** start EXTRACTED INFORMATION **

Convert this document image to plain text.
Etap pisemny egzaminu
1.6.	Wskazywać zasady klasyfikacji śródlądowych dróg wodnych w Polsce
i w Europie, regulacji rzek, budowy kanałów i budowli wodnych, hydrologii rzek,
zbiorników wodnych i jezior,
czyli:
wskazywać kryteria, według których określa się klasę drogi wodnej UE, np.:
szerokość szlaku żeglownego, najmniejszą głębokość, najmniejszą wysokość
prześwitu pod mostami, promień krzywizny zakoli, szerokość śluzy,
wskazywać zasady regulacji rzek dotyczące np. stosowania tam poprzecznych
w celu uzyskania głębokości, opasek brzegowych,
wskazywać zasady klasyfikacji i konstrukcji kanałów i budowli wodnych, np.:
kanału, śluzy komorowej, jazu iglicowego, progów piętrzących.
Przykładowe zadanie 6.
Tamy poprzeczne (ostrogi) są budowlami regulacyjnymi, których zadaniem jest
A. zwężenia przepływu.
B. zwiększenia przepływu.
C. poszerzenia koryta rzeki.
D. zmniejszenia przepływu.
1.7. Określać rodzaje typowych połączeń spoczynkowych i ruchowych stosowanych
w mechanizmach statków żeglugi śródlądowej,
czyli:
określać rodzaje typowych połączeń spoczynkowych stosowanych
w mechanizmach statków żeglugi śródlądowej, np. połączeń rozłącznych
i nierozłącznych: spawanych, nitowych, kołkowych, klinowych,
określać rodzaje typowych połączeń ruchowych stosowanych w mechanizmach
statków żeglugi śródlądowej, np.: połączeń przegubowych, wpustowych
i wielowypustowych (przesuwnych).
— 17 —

** end EXTRACTED INFORMATION **

Show every line where the string "regulacji" appears.

i w Europie, regulacji rzek, budowy kanałów i budowli wodnych, hydrologii rzek,
wskazywać zasady regulacji rzek dotyczące np. stosowania tam poprzecznych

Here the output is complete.